▸ **GOAL**
Single out the lines of the material that contain "color" and copy them.

▸ **DATA PROVIDED**
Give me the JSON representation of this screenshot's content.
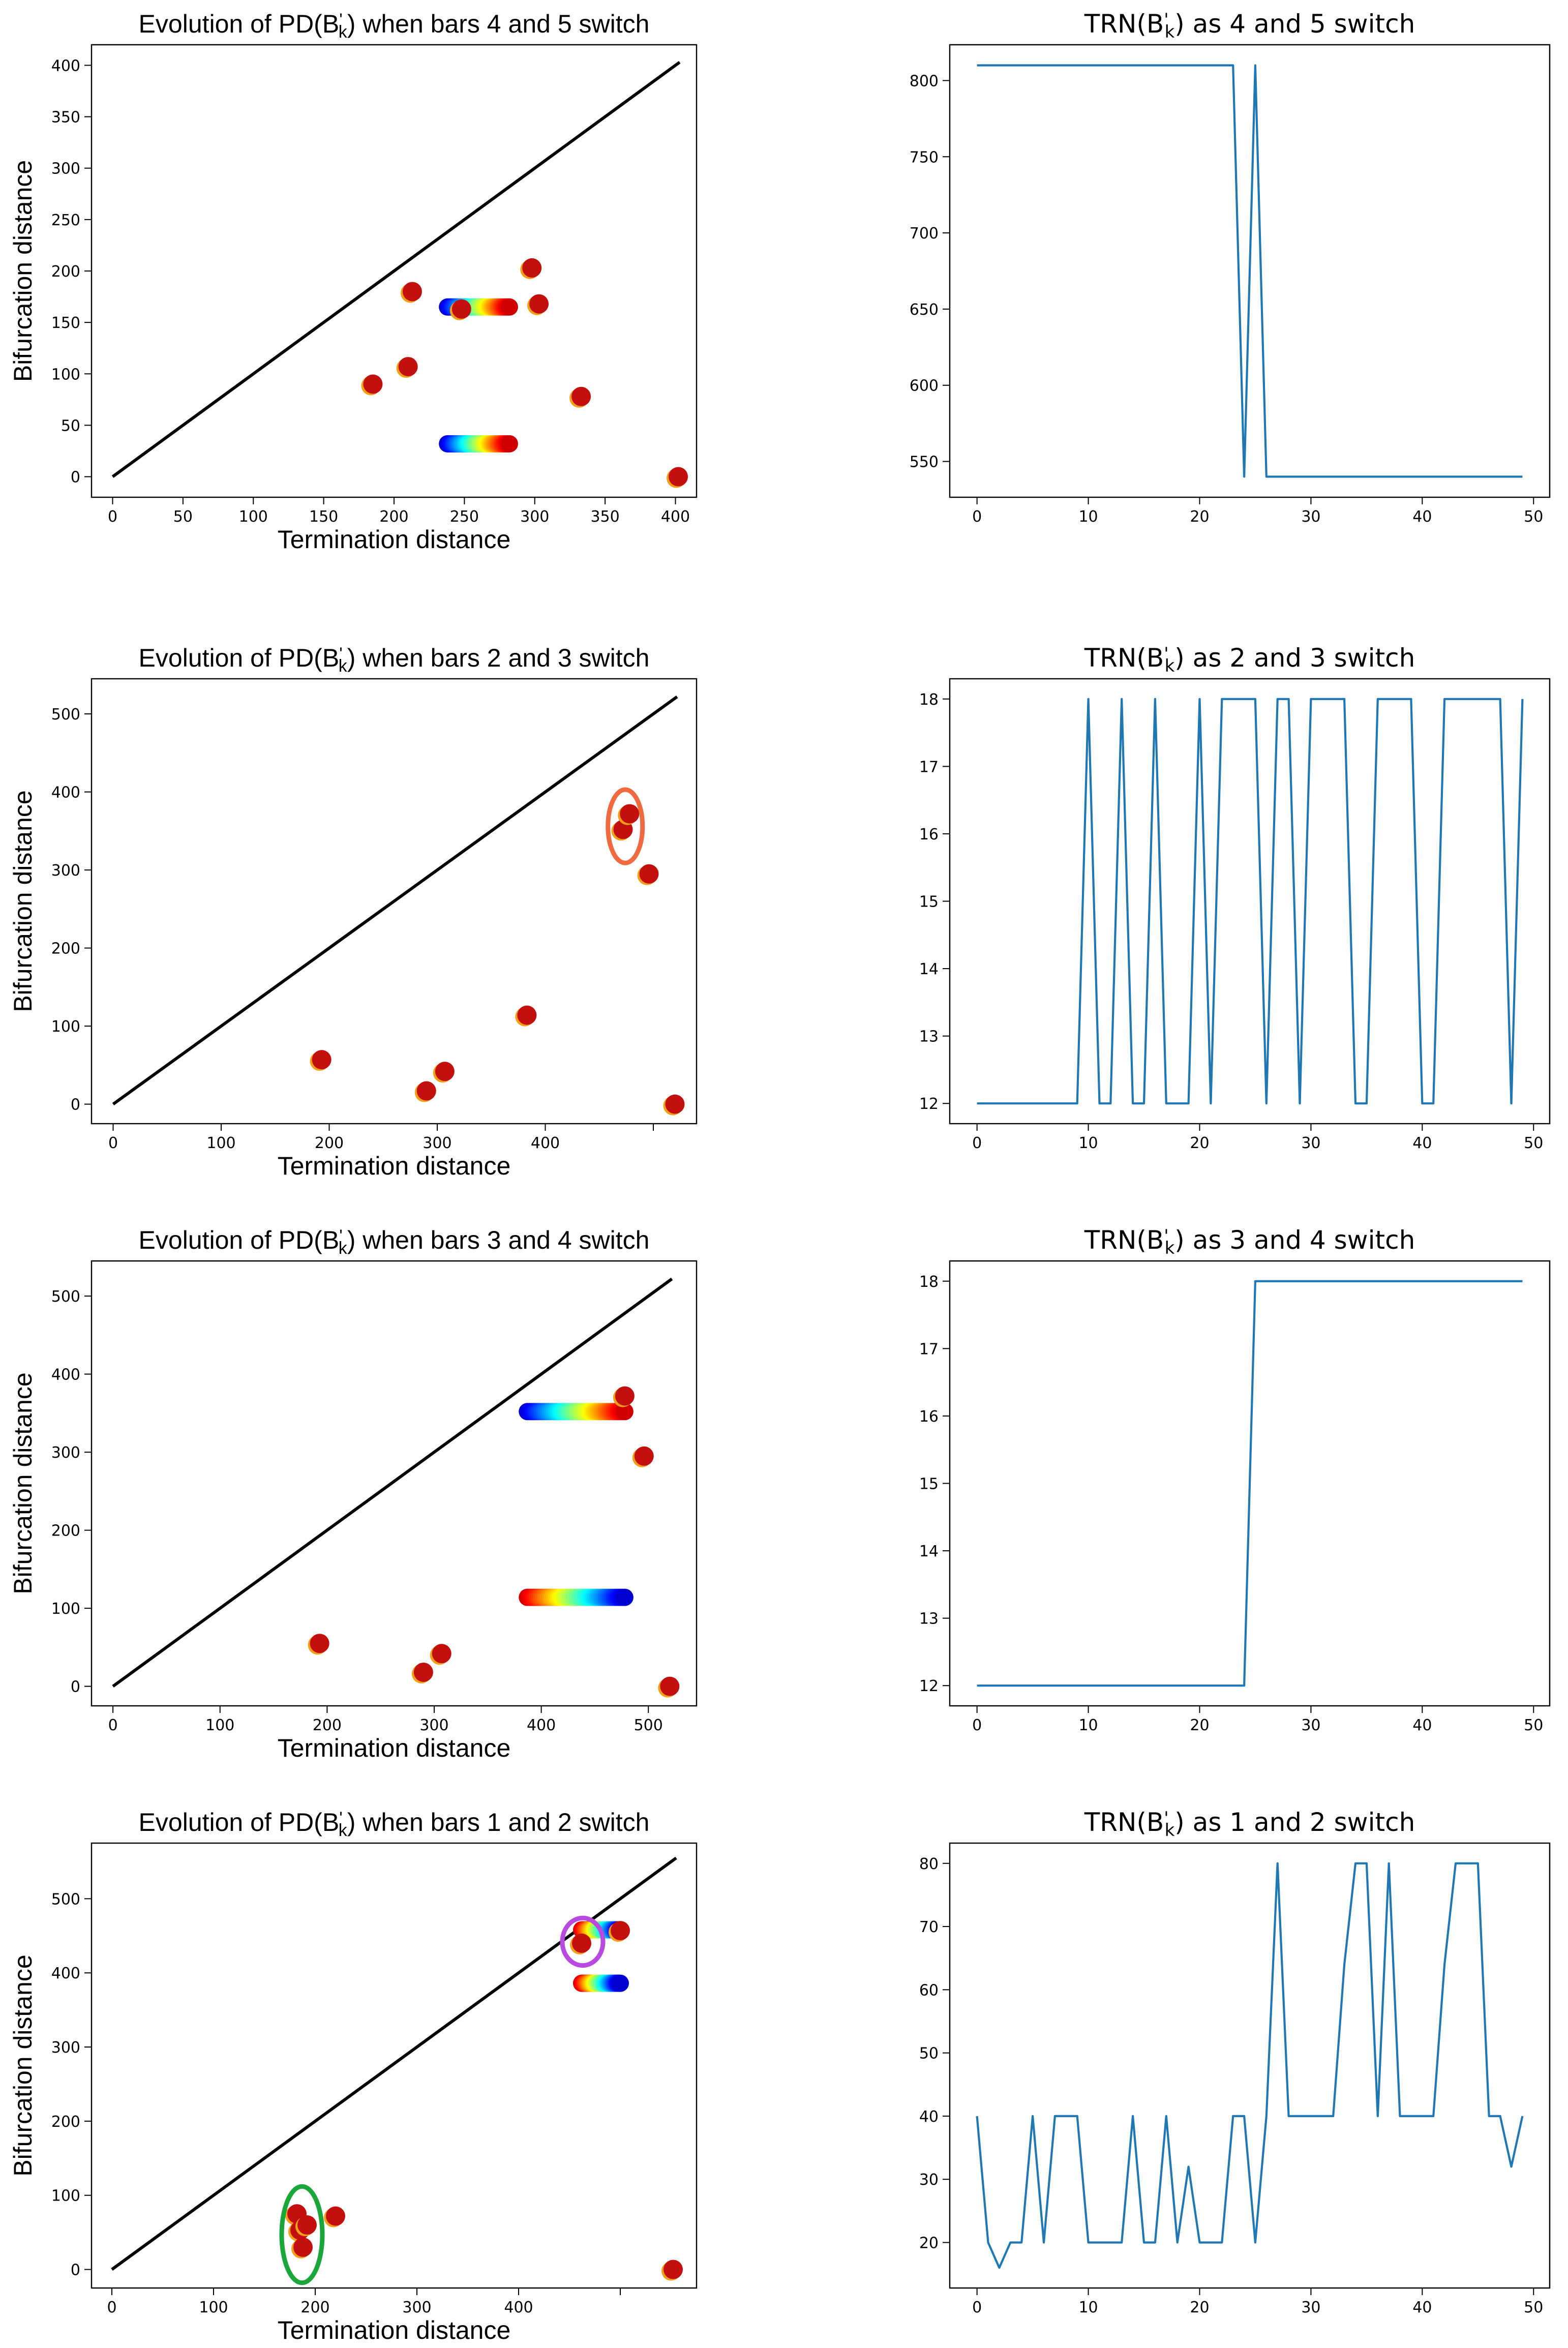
{
  "figure": {
    "panels_left": [
      {
        "title": "Evolution of PD(B'k) when bars 4 and 5 switch",
        "xlabel": "Termination distance",
        "ylabel": "Bifurcation distance",
        "xlim": [
          -15,
          415
        ],
        "ylim": [
          -20,
          420
        ],
        "xticks": [
          0,
          50,
          100,
          150,
          200,
          250,
          300,
          350,
          400
        ],
        "yticks": [
          0,
          50,
          100,
          150,
          200,
          250,
          300,
          350,
          400
        ],
        "diagonal_end": 403,
        "static_points": [
          [
            185,
            90
          ],
          [
            210,
            107
          ],
          [
            213,
            180
          ],
          [
            248,
            163
          ],
          [
            298,
            203
          ],
          [
            303,
            168
          ],
          [
            333,
            78
          ],
          [
            402,
            0
          ]
        ],
        "gradient_tracks": [
          {
            "y": 165,
            "from": 238,
            "to": 282,
            "reverse": false
          },
          {
            "y": 32,
            "from": 238,
            "to": 282,
            "reverse": false
          }
        ],
        "ellipses": []
      },
      {
        "title": "Evolution of PD(B'k) when bars 2 and 3 switch",
        "xlabel": "Termination distance",
        "ylabel": "Bifurcation distance",
        "xlim": [
          -20,
          540
        ],
        "ylim": [
          -25,
          545
        ],
        "xticks": [
          0,
          100,
          200,
          300,
          400
        ],
        "xtick_extra": 500,
        "yticks": [
          0,
          100,
          200,
          300,
          400,
          500
        ],
        "diagonal_end": 522,
        "static_points": [
          [
            193,
            57
          ],
          [
            290,
            17
          ],
          [
            307,
            42
          ],
          [
            383,
            114
          ],
          [
            472,
            352
          ],
          [
            478,
            372
          ],
          [
            496,
            295
          ],
          [
            520,
            0
          ]
        ],
        "gradient_tracks": [],
        "ellipses": [
          {
            "cx": 474,
            "cy": 356,
            "rx": 16,
            "ry": 47,
            "color": "#ef6b3f"
          }
        ]
      },
      {
        "title": "Evolution of PD(B'k) when bars 3 and 4 switch",
        "xlabel": "Termination distance",
        "ylabel": "Bifurcation distance",
        "xlim": [
          -20,
          545
        ],
        "ylim": [
          -25,
          545
        ],
        "xticks": [
          0,
          100,
          200,
          300,
          400,
          500
        ],
        "yticks": [
          0,
          100,
          200,
          300,
          400,
          500
        ],
        "diagonal_end": 522,
        "static_points": [
          [
            193,
            55
          ],
          [
            290,
            18
          ],
          [
            307,
            42
          ],
          [
            478,
            372
          ],
          [
            496,
            295
          ],
          [
            520,
            0
          ]
        ],
        "gradient_tracks": [
          {
            "y": 352,
            "from": 387,
            "to": 478,
            "reverse": false
          },
          {
            "y": 114,
            "from": 387,
            "to": 478,
            "reverse": true
          }
        ],
        "ellipses": []
      },
      {
        "title": "Evolution of PD(B'k) when bars 1 and 2 switch",
        "xlabel": "Termination distance",
        "ylabel": "Bifurcation distance",
        "xlim": [
          -20,
          575
        ],
        "ylim": [
          -25,
          575
        ],
        "xticks": [
          0,
          100,
          200,
          300,
          400
        ],
        "xtick_extra": 500,
        "yticks": [
          0,
          100,
          200,
          300,
          400,
          500
        ],
        "diagonal_end": 555,
        "static_points": [
          [
            182,
            75
          ],
          [
            185,
            53
          ],
          [
            192,
            60
          ],
          [
            188,
            30
          ],
          [
            220,
            72
          ],
          [
            462,
            440
          ],
          [
            500,
            457
          ],
          [
            552,
            0
          ]
        ],
        "gradient_tracks": [
          {
            "y": 458,
            "from": 462,
            "to": 500,
            "reverse": true
          },
          {
            "y": 386,
            "from": 462,
            "to": 500,
            "reverse": true
          }
        ],
        "ellipses": [
          {
            "cx": 463,
            "cy": 442,
            "rx": 20,
            "ry": 32,
            "color": "#b84ae0"
          },
          {
            "cx": 187,
            "cy": 47,
            "rx": 20,
            "ry": 65,
            "color": "#1aa63a"
          }
        ]
      }
    ],
    "panels_right": [
      {
        "title": "TRN(B'k) as 4 and 5 switch",
        "xlim": [
          -2.45,
          51.45
        ],
        "ylim": [
          526.5,
          823.5
        ],
        "xticks": [
          0,
          10,
          20,
          30,
          40,
          50
        ],
        "yticks": [
          550,
          600,
          650,
          700,
          750,
          800
        ],
        "values": [
          810,
          810,
          810,
          810,
          810,
          810,
          810,
          810,
          810,
          810,
          810,
          810,
          810,
          810,
          810,
          810,
          810,
          810,
          810,
          810,
          810,
          810,
          810,
          810,
          540,
          810,
          540,
          540,
          540,
          540,
          540,
          540,
          540,
          540,
          540,
          540,
          540,
          540,
          540,
          540,
          540,
          540,
          540,
          540,
          540,
          540,
          540,
          540,
          540,
          540
        ]
      },
      {
        "title": "TRN(B'k) as 2 and 3 switch",
        "xlim": [
          -2.45,
          51.45
        ],
        "ylim": [
          11.7,
          18.3
        ],
        "xticks": [
          0,
          10,
          20,
          30,
          40,
          50
        ],
        "yticks": [
          12,
          13,
          14,
          15,
          16,
          17,
          18
        ],
        "values": [
          12,
          12,
          12,
          12,
          12,
          12,
          12,
          12,
          12,
          12,
          18,
          12,
          12,
          18,
          12,
          12,
          18,
          12,
          12,
          12,
          18,
          12,
          18,
          18,
          18,
          18,
          12,
          18,
          18,
          12,
          18,
          18,
          18,
          18,
          12,
          12,
          18,
          18,
          18,
          18,
          12,
          12,
          18,
          18,
          18,
          18,
          18,
          18,
          12,
          18
        ]
      },
      {
        "title": "TRN(B'k) as 3 and 4 switch",
        "xlim": [
          -2.45,
          51.45
        ],
        "ylim": [
          11.7,
          18.3
        ],
        "xticks": [
          0,
          10,
          20,
          30,
          40,
          50
        ],
        "yticks": [
          12,
          13,
          14,
          15,
          16,
          17,
          18
        ],
        "values": [
          12,
          12,
          12,
          12,
          12,
          12,
          12,
          12,
          12,
          12,
          12,
          12,
          12,
          12,
          12,
          12,
          12,
          12,
          12,
          12,
          12,
          12,
          12,
          12,
          12,
          18,
          18,
          18,
          18,
          18,
          18,
          18,
          18,
          18,
          18,
          18,
          18,
          18,
          18,
          18,
          18,
          18,
          18,
          18,
          18,
          18,
          18,
          18,
          18,
          18
        ]
      },
      {
        "title": "TRN(B'k) as 1 and 2 switch",
        "xlim": [
          -2.45,
          51.45
        ],
        "ylim": [
          12.8,
          83.2
        ],
        "xticks": [
          0,
          10,
          20,
          30,
          40,
          50
        ],
        "yticks": [
          20,
          30,
          40,
          50,
          60,
          70,
          80
        ],
        "values": [
          40,
          20,
          16,
          20,
          20,
          40,
          20,
          40,
          40,
          40,
          20,
          20,
          20,
          20,
          40,
          20,
          20,
          40,
          20,
          32,
          20,
          20,
          20,
          40,
          40,
          20,
          40,
          80,
          40,
          40,
          40,
          40,
          40,
          64,
          80,
          80,
          40,
          80,
          40,
          40,
          40,
          40,
          64,
          80,
          80,
          80,
          40,
          40,
          32,
          40
        ]
      }
    ]
  },
  "chart_data": [
    {
      "type": "scatter",
      "title": "Evolution of PD(B'k) when bars 4 and 5 switch",
      "xlabel": "Termination distance",
      "ylabel": "Bifurcation distance",
      "xlim": [
        -15,
        415
      ],
      "ylim": [
        -20,
        420
      ],
      "points": [
        [
          185,
          90
        ],
        [
          210,
          107
        ],
        [
          213,
          180
        ],
        [
          248,
          163
        ],
        [
          298,
          203
        ],
        [
          303,
          168
        ],
        [
          333,
          78
        ],
        [
          402,
          0
        ]
      ],
      "moving_bars": [
        {
          "y": 165,
          "x_range": [
            238,
            282
          ]
        },
        {
          "y": 32,
          "x_range": [
            238,
            282
          ]
        }
      ]
    },
    {
      "type": "scatter",
      "title": "Evolution of PD(B'k) when bars 2 and 3 switch",
      "xlabel": "Termination distance",
      "ylabel": "Bifurcation distance",
      "xlim": [
        -20,
        540
      ],
      "ylim": [
        -25,
        545
      ],
      "points": [
        [
          193,
          57
        ],
        [
          290,
          17
        ],
        [
          307,
          42
        ],
        [
          383,
          114
        ],
        [
          472,
          352
        ],
        [
          478,
          372
        ],
        [
          496,
          295
        ],
        [
          520,
          0
        ]
      ]
    },
    {
      "type": "scatter",
      "title": "Evolution of PD(B'k) when bars 3 and 4 switch",
      "xlabel": "Termination distance",
      "ylabel": "Bifurcation distance",
      "xlim": [
        -20,
        545
      ],
      "ylim": [
        -25,
        545
      ],
      "points": [
        [
          193,
          55
        ],
        [
          290,
          18
        ],
        [
          307,
          42
        ],
        [
          478,
          372
        ],
        [
          496,
          295
        ],
        [
          520,
          0
        ]
      ],
      "moving_bars": [
        {
          "y": 352,
          "x_range": [
            387,
            478
          ]
        },
        {
          "y": 114,
          "x_range": [
            387,
            478
          ]
        }
      ]
    },
    {
      "type": "scatter",
      "title": "Evolution of PD(B'k) when bars 1 and 2 switch",
      "xlabel": "Termination distance",
      "ylabel": "Bifurcation distance",
      "xlim": [
        -20,
        575
      ],
      "ylim": [
        -25,
        575
      ],
      "points": [
        [
          182,
          75
        ],
        [
          185,
          53
        ],
        [
          192,
          60
        ],
        [
          188,
          30
        ],
        [
          220,
          72
        ],
        [
          462,
          440
        ],
        [
          500,
          457
        ],
        [
          552,
          0
        ]
      ],
      "moving_bars": [
        {
          "y": 458,
          "x_range": [
            462,
            500
          ]
        },
        {
          "y": 386,
          "x_range": [
            462,
            500
          ]
        }
      ]
    },
    {
      "type": "line",
      "title": "TRN(B'k) as 4 and 5 switch",
      "x": "0..49",
      "ylim": [
        526.5,
        823.5
      ]
    },
    {
      "type": "line",
      "title": "TRN(B'k) as 2 and 3 switch",
      "x": "0..49",
      "ylim": [
        11.7,
        18.3
      ]
    },
    {
      "type": "line",
      "title": "TRN(B'k) as 3 and 4 switch",
      "x": "0..49",
      "ylim": [
        11.7,
        18.3
      ]
    },
    {
      "type": "line",
      "title": "TRN(B'k) as 1 and 2 switch",
      "x": "0..49",
      "ylim": [
        12.8,
        83.2
      ]
    }
  ]
}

▸ **RESPONSE FOR THIS EXERCISE**
            "color": "#ef6b3f"
            "color": "#b84ae0"
            "color": "#1aa63a"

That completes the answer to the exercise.